Directions: Copy every line of the material below word for word.

[Stored data]

* * * * * * * * *

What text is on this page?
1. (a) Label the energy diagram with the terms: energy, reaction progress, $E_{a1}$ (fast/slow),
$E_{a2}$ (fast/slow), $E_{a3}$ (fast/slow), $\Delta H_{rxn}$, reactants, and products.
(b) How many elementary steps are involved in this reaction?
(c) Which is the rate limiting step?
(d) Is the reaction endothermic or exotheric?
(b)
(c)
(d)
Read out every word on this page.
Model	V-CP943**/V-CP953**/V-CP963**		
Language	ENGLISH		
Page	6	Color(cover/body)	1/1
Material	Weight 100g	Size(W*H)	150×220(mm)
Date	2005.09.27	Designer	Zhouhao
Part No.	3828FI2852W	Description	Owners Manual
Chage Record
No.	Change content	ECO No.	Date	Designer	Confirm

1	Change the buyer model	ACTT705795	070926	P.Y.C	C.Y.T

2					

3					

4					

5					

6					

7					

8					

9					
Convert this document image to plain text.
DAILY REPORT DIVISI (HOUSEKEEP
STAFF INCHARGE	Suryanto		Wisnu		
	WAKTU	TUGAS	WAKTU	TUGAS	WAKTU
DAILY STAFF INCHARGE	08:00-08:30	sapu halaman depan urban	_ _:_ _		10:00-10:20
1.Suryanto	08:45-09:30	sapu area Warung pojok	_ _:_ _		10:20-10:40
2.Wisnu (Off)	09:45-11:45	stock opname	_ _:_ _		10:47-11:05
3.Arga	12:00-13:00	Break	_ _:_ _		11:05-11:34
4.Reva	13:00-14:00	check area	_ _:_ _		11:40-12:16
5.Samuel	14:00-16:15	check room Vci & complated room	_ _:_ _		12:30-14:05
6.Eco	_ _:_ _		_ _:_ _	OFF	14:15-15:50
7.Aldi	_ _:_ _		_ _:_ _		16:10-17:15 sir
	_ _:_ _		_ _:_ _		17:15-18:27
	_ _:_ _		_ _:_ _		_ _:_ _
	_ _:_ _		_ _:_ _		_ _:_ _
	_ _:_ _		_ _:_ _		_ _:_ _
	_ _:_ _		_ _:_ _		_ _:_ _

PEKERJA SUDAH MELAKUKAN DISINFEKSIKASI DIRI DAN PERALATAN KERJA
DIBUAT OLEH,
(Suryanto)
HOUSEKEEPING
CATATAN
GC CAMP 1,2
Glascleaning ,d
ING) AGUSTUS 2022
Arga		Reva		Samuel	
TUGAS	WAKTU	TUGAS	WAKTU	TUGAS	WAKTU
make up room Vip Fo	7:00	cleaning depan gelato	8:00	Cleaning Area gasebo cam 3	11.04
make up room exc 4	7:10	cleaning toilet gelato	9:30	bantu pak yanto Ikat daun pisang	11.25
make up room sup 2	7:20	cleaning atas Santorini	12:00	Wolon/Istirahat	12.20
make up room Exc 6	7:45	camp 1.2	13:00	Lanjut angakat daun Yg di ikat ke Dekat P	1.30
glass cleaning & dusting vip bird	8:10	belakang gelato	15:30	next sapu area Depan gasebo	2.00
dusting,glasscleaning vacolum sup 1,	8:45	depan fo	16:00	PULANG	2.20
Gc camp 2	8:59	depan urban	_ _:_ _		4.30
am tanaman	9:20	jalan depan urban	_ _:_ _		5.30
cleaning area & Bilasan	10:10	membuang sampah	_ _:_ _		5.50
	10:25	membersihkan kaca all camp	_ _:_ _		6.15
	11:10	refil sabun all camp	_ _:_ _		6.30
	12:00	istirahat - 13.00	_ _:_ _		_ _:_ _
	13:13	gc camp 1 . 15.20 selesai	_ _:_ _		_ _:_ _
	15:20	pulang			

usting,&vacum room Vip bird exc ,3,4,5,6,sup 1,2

* * * * * * * * *

Solution to this task:
What text is on this page?
1. (a) Label the energy diagram with the terms: energy, reaction progress, $E_{a1}$ (fast/slow),
$E_{a2}$ (fast/slow), $E_{a3}$ (fast/slow), $\Delta H_{rxn}$, reactants, and products.
(b) How many elementary steps are involved in this reaction?
(c) Which is the rate limiting step?
(d) Is the reaction endothermic or exotheric?
(b)
(c)
(d)
Read out every word on this page.
Model	V-CP943**/V-CP953**/V-CP963**		
Language	ENGLISH		
Page	6	Color(cover/body)	1/1
Material	Weight 100g	Size(W*H)	150×220(mm)
Date	2005.09.27	Designer	Zhouhao
Part No.	3828FI2852W	Description	Owners Manual
Chage Record
No.	Change content	ECO No.	Date	Designer	Confirm

1	Change the buyer model	ACTT705795	070926	P.Y.C	C.Y.T

2					

3					

4					

5					

6					

7					

8					

9					
Convert this document image to plain text.
DAILY REPORT DIVISI (HOUSEKEEP
STAFF INCHARGE	Suryanto		Wisnu		
	WAKTU	TUGAS	WAKTU	TUGAS	WAKTU
DAILY STAFF INCHARGE	08:00-08:30	sapu halaman depan urban	_ _:_ _		10:00-10:20
1.Suryanto	08:45-09:30	sapu area Warung pojok	_ _:_ _		10:20-10:40
2.Wisnu (Off)	09:45-11:45	stock opname	_ _:_ _		10:47-11:05
3.Arga	12:00-13:00	Break	_ _:_ _		11:05-11:34
4.Reva	13:00-14:00	check area	_ _:_ _		11:40-12:16
5.Samuel	14:00-16:15	check room Vci & complated room	_ _:_ _		12:30-14:05
6.Eco	_ _:_ _		_ _:_ _	OFF	14:15-15:50
7.Aldi	_ _:_ _		_ _:_ _		16:10-17:15 sir
	_ _:_ _		_ _:_ _		17:15-18:27
	_ _:_ _		_ _:_ _		_ _:_ _
	_ _:_ _		_ _:_ _		_ _:_ _
	_ _:_ _		_ _:_ _		_ _:_ _
	_ _:_ _		_ _:_ _		_ _:_ _

PEKERJA SUDAH MELAKUKAN DISINFEKSIKASI DIRI DAN PERALATAN KERJA
DIBUAT OLEH,
(Suryanto)
HOUSEKEEPING
CATATAN
GC CAMP 1,2
Glascleaning ,d
ING) AGUSTUS 2022
Arga		Reva		Samuel	
TUGAS	WAKTU	TUGAS	WAKTU	TUGAS	WAKTU
make up room Vip Fo	7:00	cleaning depan gelato	8:00	Cleaning Area gasebo cam 3	11.04
make up room exc 4	7:10	cleaning toilet gelato	9:30	bantu pak yanto Ikat daun pisang	11.25
make up room sup 2	7:20	cleaning atas Santorini	12:00	Wolon/Istirahat	12.20
make up room Exc 6	7:45	camp 1.2	13:00	Lanjut angakat daun Yg di ikat ke Dekat P	1.30
glass cleaning & dusting vip bird	8:10	belakang gelato	15:30	next sapu area Depan gasebo	2.00
dusting,glasscleaning vacolum sup 1,	8:45	depan fo	16:00	PULANG	2.20
Gc camp 2	8:59	depan urban	_ _:_ _		4.30
am tanaman	9:20	jalan depan urban	_ _:_ _		5.30
cleaning area & Bilasan	10:10	membuang sampah	_ _:_ _		5.50
	10:25	membersihkan kaca all camp	_ _:_ _		6.15
	11:10	refil sabun all camp	_ _:_ _		6.30
	12:00	istirahat - 13.00	_ _:_ _		_ _:_ _
	13:13	gc camp 1 . 15.20 selesai	_ _:_ _		_ _:_ _
	15:20	pulang			

usting,&vacum room Vip bird exc ,3,4,5,6,sup 1,2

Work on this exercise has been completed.